--- Start of Information supplied ---

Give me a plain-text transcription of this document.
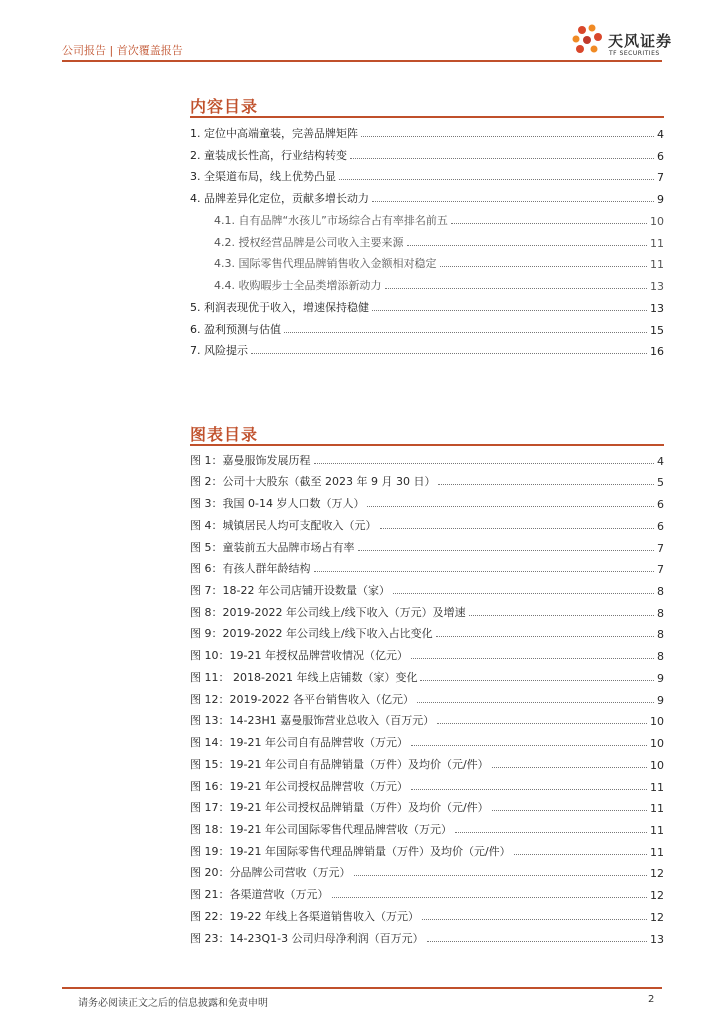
公司报告 | 首次覆盖报告
天风证券
TF SECURITIES
内容目录
1. 定位中高端童装，完善品牌矩阵	4
2. 童装成长性高，行业结构转变	6
3. 全渠道布局，线上优势凸显	7
4. 品牌差异化定位，贡献多增长动力	9
4.1. 自有品牌“水孩儿”市场综合占有率排名前五	10
4.2. 授权经营品牌是公司收入主要来源	11
4.3. 国际零售代理品牌销售收入金额相对稳定	11
4.4. 收购暇步士全品类增添新动力	13
5. 利润表现优于收入，增速保持稳健	13
6. 盈利预测与估值	15
7. 风险提示	16
图表目录
图 1：嘉曼服饰发展历程	4
图 2：公司十大股东（截至 2023 年 9 月 30 日）	5
图 3：我国 0-14 岁人口数（万人）	6
图 4：城镇居民人均可支配收入（元）	6
图 5：童装前五大品牌市场占有率	7
图 6：有孩人群年龄结构	7
图 7：18-22 年公司店铺开设数量（家）	8
图 8：2019-2022 年公司线上/线下收入（万元）及增速	8
图 9：2019-2022 年公司线上/线下收入占比变化	8
图 10：19-21 年授权品牌营收情况（亿元）	8
图 11： 2018-2021 年线上店铺数（家）变化	9
图 12：2019-2022 各平台销售收入（亿元）	9
图 13：14-23H1 嘉曼服饰营业总收入（百万元）	10
图 14：19-21 年公司自有品牌营收（万元）	10
图 15：19-21 年公司自有品牌销量（万件）及均价（元/件）	10
图 16：19-21 年公司授权品牌营收（万元）	11
图 17：19-21 年公司授权品牌销量（万件）及均价（元/件）	11
图 18：19-21 年公司国际零售代理品牌营收（万元）	11
图 19：19-21 年国际零售代理品牌销量（万件）及均价（元/件）	11
图 20：分品牌公司营收（万元）	12
图 21：各渠道营收（万元）	12
图 22：19-22 年线上各渠道销售收入（万元）	12
图 23：14-23Q1-3 公司归母净利润（百万元）	13
请务必阅读正文之后的信息披露和免责申明	2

--- End of Information supplied ---

Job -
How many lines in the entries contain the string "年公司线上"? Answer with the number only.

Output for this exercise -
2